start Data

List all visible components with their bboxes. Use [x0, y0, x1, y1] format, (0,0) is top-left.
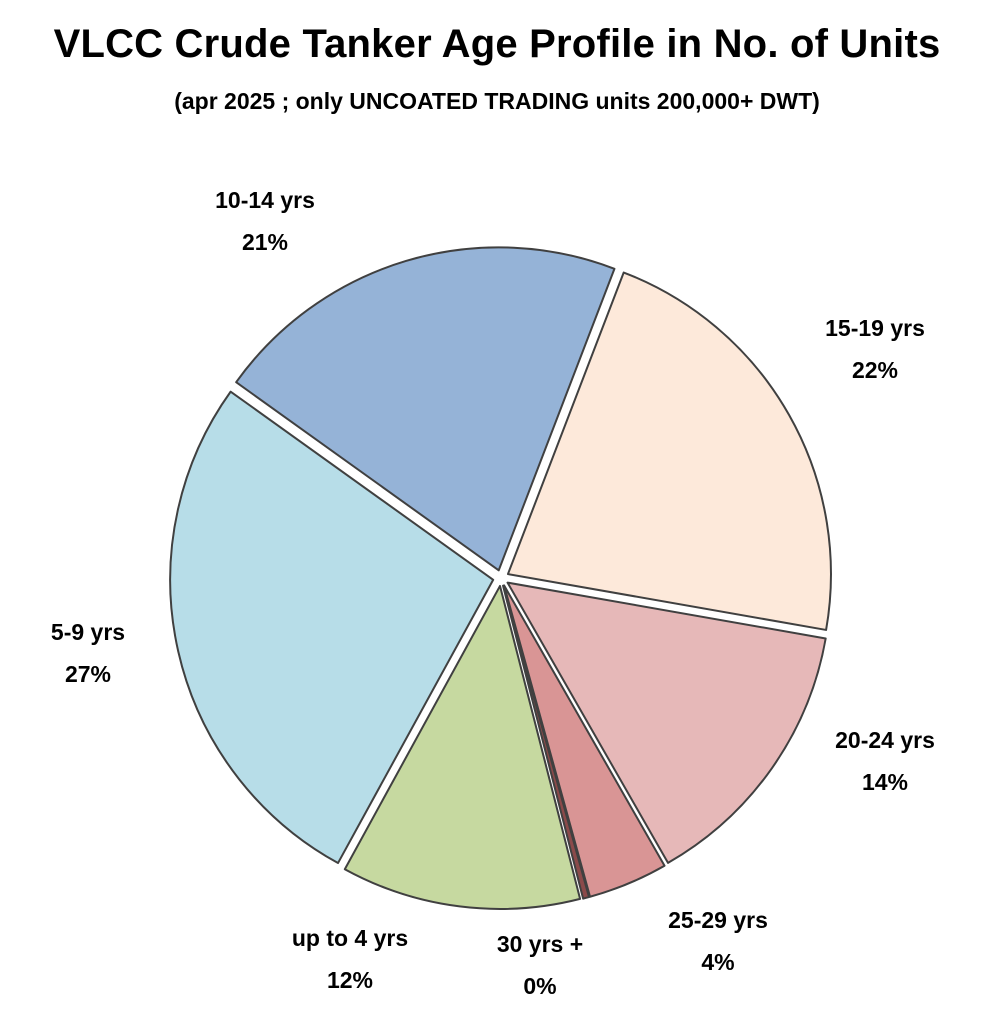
- pie-slice-up-to-4-yrs: [343, 584, 582, 910]
- chart-subtitle: (apr 2025 ; only UNCOATED TRADING units …: [174, 88, 820, 114]
- slice-label-category: 15-19 yrs: [825, 315, 925, 341]
- slice-label-category: up to 4 yrs: [292, 925, 408, 951]
- pie-slice-10-14-yrs: [235, 246, 616, 572]
- slice-label-percent: 22%: [852, 357, 898, 383]
- pie-slice-30-yrs-: [502, 584, 590, 900]
- pie-slice-25-29-yrs: [503, 584, 666, 898]
- slice-label-category: 10-14 yrs: [215, 187, 315, 213]
- pie-slice-5-9-yrs: [169, 390, 495, 865]
- slice-label-category: 20-24 yrs: [835, 727, 935, 753]
- slice-label-category: 30 yrs +: [497, 931, 583, 957]
- slice-label-percent: 27%: [65, 661, 111, 687]
- slice-label-category: 5-9 yrs: [51, 619, 125, 645]
- slice-label-percent: 21%: [242, 229, 288, 255]
- slice-label-percent: 12%: [327, 967, 373, 993]
- slice-label-category: 25-29 yrs: [668, 907, 768, 933]
- chart-title: VLCC Crude Tanker Age Profile in No. of …: [53, 22, 941, 66]
- slice-label-percent: 0%: [523, 973, 556, 999]
- pie-slice-15-19-yrs: [506, 271, 832, 631]
- slice-label-percent: 14%: [862, 769, 908, 795]
- slice-label-percent: 4%: [701, 949, 734, 975]
- pie-slice-20-24-yrs: [506, 581, 827, 864]
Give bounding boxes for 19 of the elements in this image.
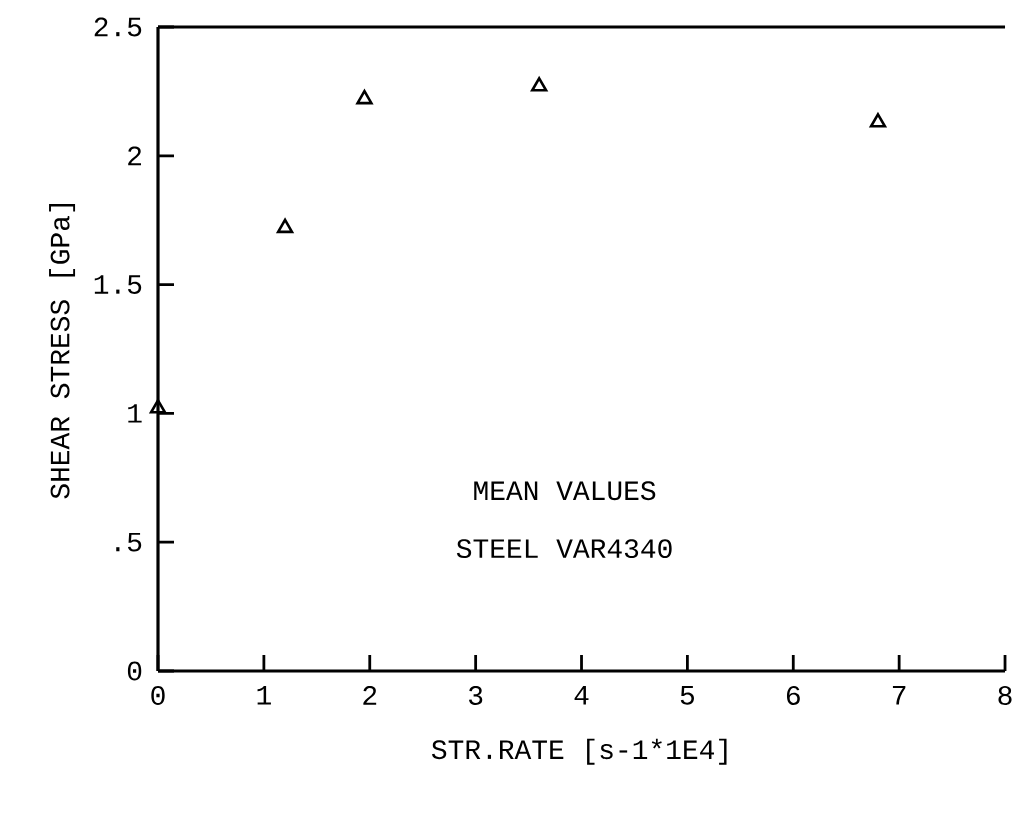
- y-tick-label: 1: [128, 404, 142, 423]
- x-tick-label: 6: [786, 686, 800, 705]
- x-axis-title: STR.RATE [s-1*1E4]: [431, 738, 727, 765]
- x-tick-label: 0: [151, 686, 165, 705]
- x-tick-label: 4: [574, 686, 589, 705]
- y-tick-label: .5: [116, 532, 142, 552]
- y-tick-label: 0: [127, 661, 142, 681]
- y-tick-label: 2.5: [94, 17, 142, 37]
- x-tick-label: 8: [998, 686, 1012, 705]
- x-tick-label: 5: [680, 686, 694, 705]
- y-tick-label: 1.5: [94, 275, 142, 294]
- annotation: STEEL VAR4340: [456, 539, 672, 559]
- x-tick-label: 1: [257, 686, 271, 705]
- x-tick-label: 3: [469, 686, 483, 705]
- x-tick-label: 2: [363, 686, 377, 705]
- annotation: MEAN VALUES: [474, 481, 656, 501]
- y-axis-title: SHEAR STRESS [GPa]: [49, 204, 76, 499]
- x-tick-label: 7: [892, 686, 906, 705]
- y-tick-label: 2: [128, 146, 142, 166]
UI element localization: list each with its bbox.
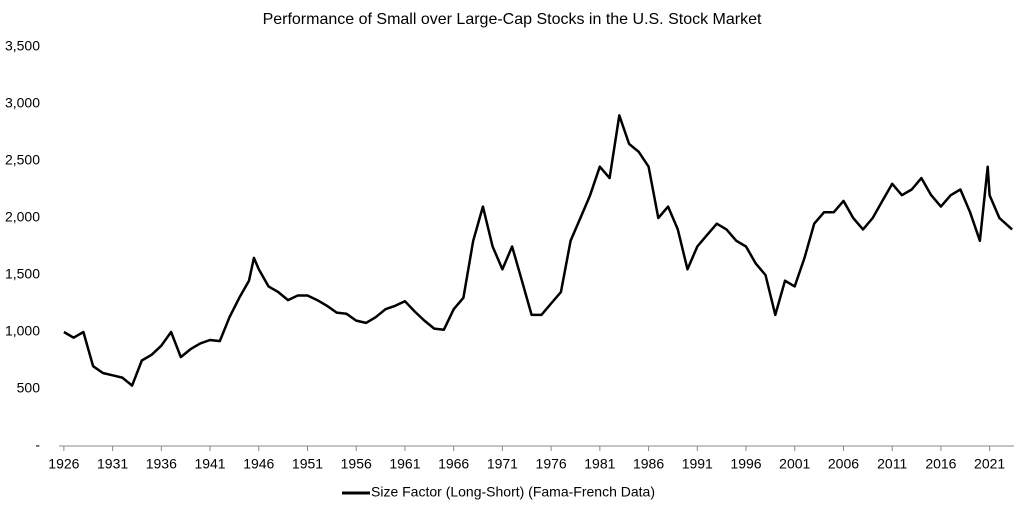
x-tick-label: 1986 bbox=[633, 456, 664, 472]
y-tick-label: - bbox=[35, 437, 40, 453]
x-tick-label: 1951 bbox=[292, 456, 323, 472]
x-tick-label: 1926 bbox=[48, 456, 79, 472]
chart-title: Performance of Small over Large-Cap Stoc… bbox=[263, 11, 762, 28]
x-tick-label: 2011 bbox=[877, 456, 907, 472]
y-tick-label: 1,500 bbox=[5, 266, 40, 282]
legend-label: Size Factor (Long-Short) (Fama-French Da… bbox=[371, 484, 655, 500]
x-tick-label: 1966 bbox=[438, 456, 469, 472]
y-tick-label: 2,500 bbox=[5, 152, 40, 168]
line-series bbox=[63, 114, 1013, 387]
y-tick-label: 3,000 bbox=[5, 95, 40, 111]
x-tick-label: 1976 bbox=[536, 456, 567, 472]
x-tick-label: 1941 bbox=[194, 456, 225, 472]
y-tick-label: 500 bbox=[17, 380, 41, 396]
x-tick-label: 2021 bbox=[974, 456, 1005, 472]
x-tick-label: 2016 bbox=[925, 456, 956, 472]
x-tick-label: 1991 bbox=[682, 456, 713, 472]
x-tick-label: 1931 bbox=[97, 456, 128, 472]
x-tick-label: 1961 bbox=[389, 456, 420, 472]
x-tick-label: 2001 bbox=[779, 456, 810, 472]
x-tick-label: 1946 bbox=[243, 456, 274, 472]
x-tick-label: 1981 bbox=[584, 456, 615, 472]
x-tick-label: 2006 bbox=[828, 456, 859, 472]
x-tick-label: 1956 bbox=[341, 456, 372, 472]
y-tick-label: 2,000 bbox=[5, 209, 40, 225]
x-tick-label: 1971 bbox=[487, 456, 518, 472]
x-tick-label: 1936 bbox=[146, 456, 177, 472]
y-tick-label: 3,500 bbox=[5, 38, 40, 54]
x-tick-label: 1996 bbox=[730, 456, 761, 472]
y-tick-label: 1,000 bbox=[5, 323, 40, 339]
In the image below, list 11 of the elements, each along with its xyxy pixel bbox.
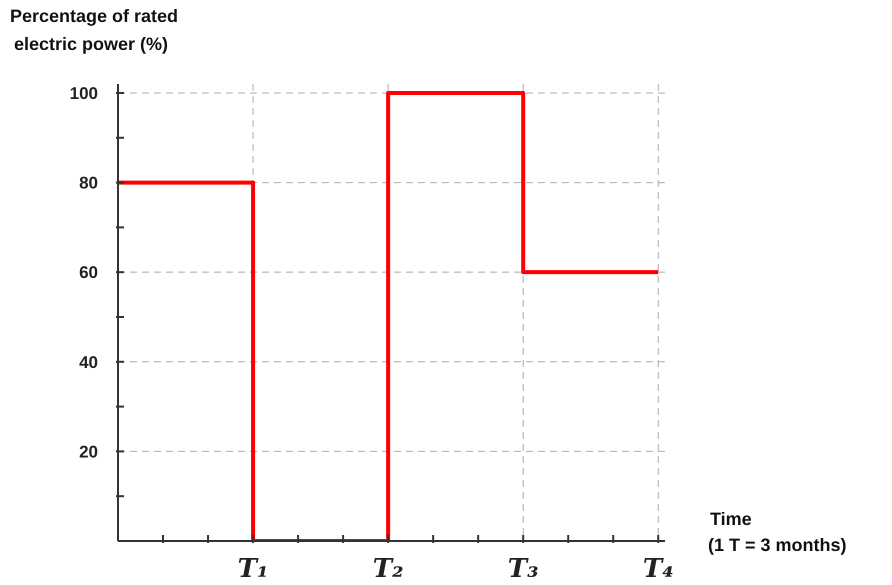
y-tick-label: 80	[79, 174, 98, 193]
y-tick-label: 40	[79, 352, 98, 372]
x-tick-label: T₃	[508, 554, 539, 584]
x-axis-title: Time (1 T = 3 months)	[708, 508, 847, 557]
y-axis-title: Percentage of rated electric power (%)	[10, 5, 178, 56]
y-tick-label: 20	[79, 442, 98, 462]
x-tick-label: T₄	[642, 554, 674, 584]
y-tick-label: 100	[70, 84, 98, 103]
y-tick-label: 60	[79, 263, 98, 282]
x-tick-label: T₁	[238, 554, 268, 584]
x-tick-label: T₂	[372, 554, 404, 584]
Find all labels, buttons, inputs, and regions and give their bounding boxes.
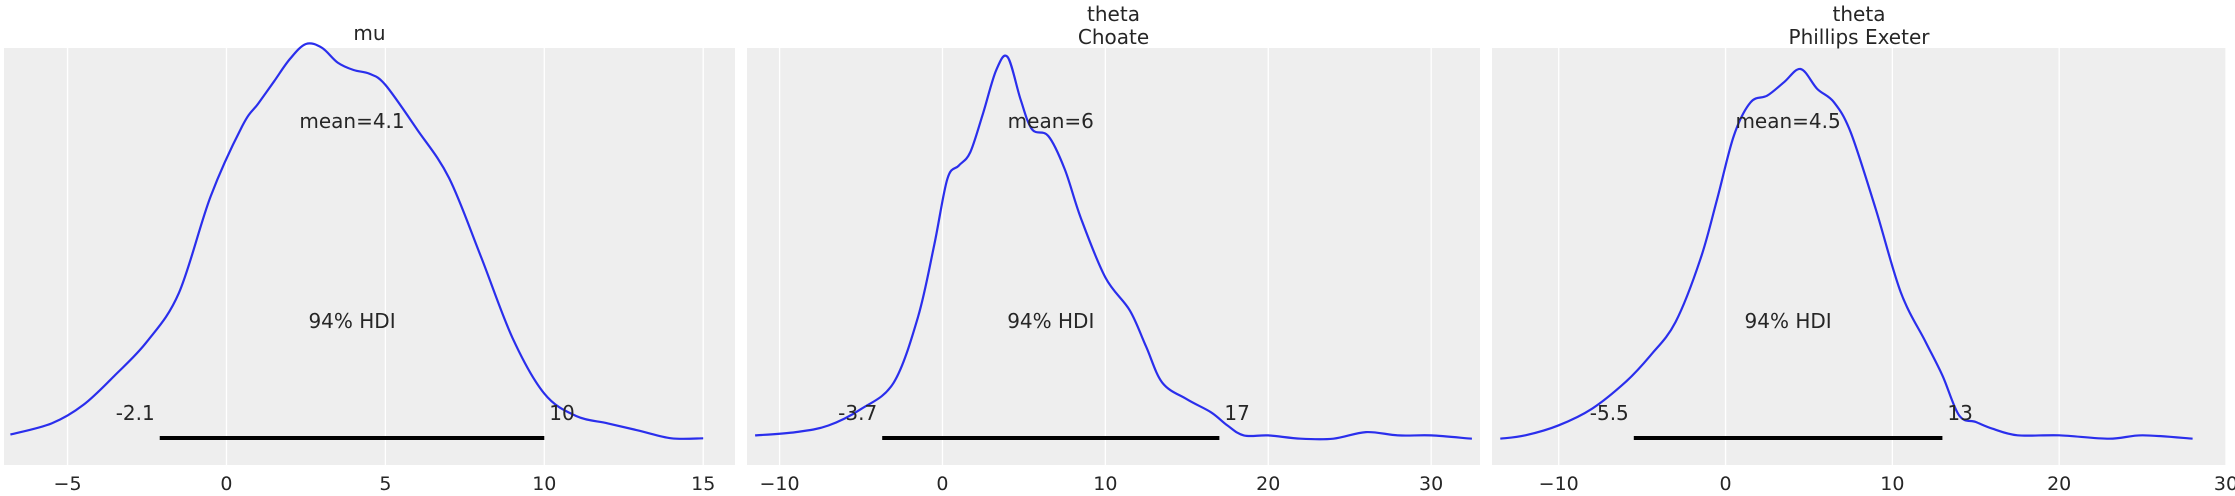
hdi-high-label: 17	[1224, 401, 1249, 425]
hdi-label: 94% HDI	[1007, 309, 1094, 333]
mean-label: mean=4.1	[299, 109, 404, 133]
panel-2: −10 0 10 20 30 -5.5 13 mean=4.5 94% HDI thetaPhil…	[1492, 2, 2235, 495]
x-tick-label: −10	[1539, 473, 1579, 495]
x-tick-label: 30	[2214, 473, 2235, 495]
panel-title-line: Choate	[1078, 25, 1149, 49]
x-tick-label: 20	[1256, 473, 1280, 495]
hdi-low-label: -3.7	[838, 401, 877, 425]
plot-background	[1492, 48, 2226, 465]
mean-label: mean=6	[1008, 109, 1094, 133]
panel-title-line: Phillips Exeter	[1789, 25, 1931, 49]
hdi-label: 94% HDI	[1745, 309, 1832, 333]
x-tick-label: −5	[54, 473, 82, 495]
density-line	[10, 42, 704, 440]
x-tick-label: 30	[1419, 473, 1443, 495]
x-tick-label: 10	[1093, 473, 1117, 495]
x-tick-label: 5	[379, 473, 391, 495]
hdi-high-label: 10	[549, 401, 574, 425]
hdi-low-label: -2.1	[116, 401, 155, 425]
x-tick-label: 0	[1719, 473, 1731, 495]
x-tick-label: 10	[532, 473, 556, 495]
density-line	[755, 54, 1472, 441]
hdi-low-label: -5.5	[1590, 401, 1629, 425]
x-tick-label: 10	[1880, 473, 1904, 495]
panel-0: −5 0 5 10 15 -2.1 10 mean=4.1 94% HDI mu	[4, 21, 735, 495]
x-tick-label: −10	[760, 473, 800, 495]
panel-title-line: theta	[1833, 2, 1886, 26]
x-tick-label: 15	[691, 473, 715, 495]
hdi-high-label: 13	[1947, 401, 1972, 425]
hdi-label: 94% HDI	[308, 309, 395, 333]
plot-background	[4, 48, 735, 465]
panel-title: mu	[353, 21, 385, 45]
density-line	[1500, 67, 2193, 440]
panel-title-line: theta	[1087, 2, 1140, 26]
plot-background	[747, 48, 1480, 465]
x-tick-label: 0	[936, 473, 948, 495]
x-tick-label: 20	[2047, 473, 2071, 495]
mean-label: mean=4.5	[1735, 109, 1840, 133]
x-tick-label: 0	[220, 473, 232, 495]
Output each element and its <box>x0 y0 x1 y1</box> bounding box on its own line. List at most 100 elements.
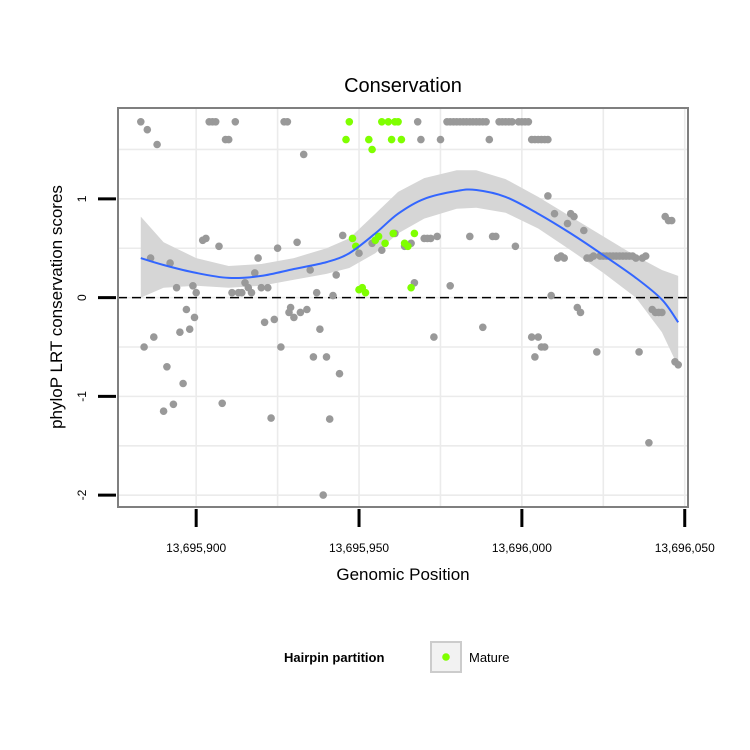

end Data

Task goal
Retype the rows exactly, starting at the line that contains "401, 1249, 425]" and ending at the end of the rows, and leave the pictures out.

Task solution
hdi-high-label: 17	[1224, 401, 1249, 425]
hdi-label: 94% HDI	[1007, 309, 1094, 333]
mean-label: mean=4.1	[299, 109, 404, 133]
panel-2: −10 0 10 20 30 -5.5 13 mean=4.5 94% HDI thetaPhil…	[1492, 2, 2235, 495]
x-tick-label: −10	[1539, 473, 1579, 495]
x-tick-label: 30	[2214, 473, 2235, 495]
panel-title-line: Choate	[1078, 25, 1149, 49]
x-tick-label: 20	[1256, 473, 1280, 495]
hdi-low-label: -3.7	[838, 401, 877, 425]
plot-background	[1492, 48, 2226, 465]
mean-label: mean=6	[1008, 109, 1094, 133]
panel-title-line: Phillips Exeter	[1789, 25, 1931, 49]
hdi-label: 94% HDI	[1745, 309, 1832, 333]
x-tick-label: −5	[54, 473, 82, 495]
density-line	[10, 42, 704, 440]
x-tick-label: 30	[1419, 473, 1443, 495]
x-tick-label: 10	[1093, 473, 1117, 495]
x-tick-label: 5	[379, 473, 391, 495]
hdi-high-label: 10	[549, 401, 574, 425]
hdi-low-label: -2.1	[116, 401, 155, 425]
x-tick-label: 0	[1719, 473, 1731, 495]
x-tick-label: 10	[532, 473, 556, 495]
density-line	[755, 54, 1472, 441]
hdi-low-label: -5.5	[1590, 401, 1629, 425]
x-tick-label: 10	[1880, 473, 1904, 495]
panel-0: −5 0 5 10 15 -2.1 10 mean=4.1 94% HDI mu	[4, 21, 735, 495]
x-tick-label: −10	[760, 473, 800, 495]
panel-title-line: theta	[1833, 2, 1886, 26]
x-tick-label: 15	[691, 473, 715, 495]
hdi-high-label: 13	[1947, 401, 1972, 425]
hdi-label: 94% HDI	[308, 309, 395, 333]
plot-background	[4, 48, 735, 465]
panel-title: mu	[353, 21, 385, 45]
density-line	[1500, 67, 2193, 440]
panel-title-line: theta	[1087, 2, 1140, 26]
plot-background	[747, 48, 1480, 465]
x-tick-label: 0	[936, 473, 948, 495]
x-tick-label: 20	[2047, 473, 2071, 495]
mean-label: mean=4.5	[1735, 109, 1840, 133]
x-tick-label: 0	[220, 473, 232, 495]
Output each element and its <box>x0 y0 x1 y1</box> bounding box on its own line. List at most 100 elements.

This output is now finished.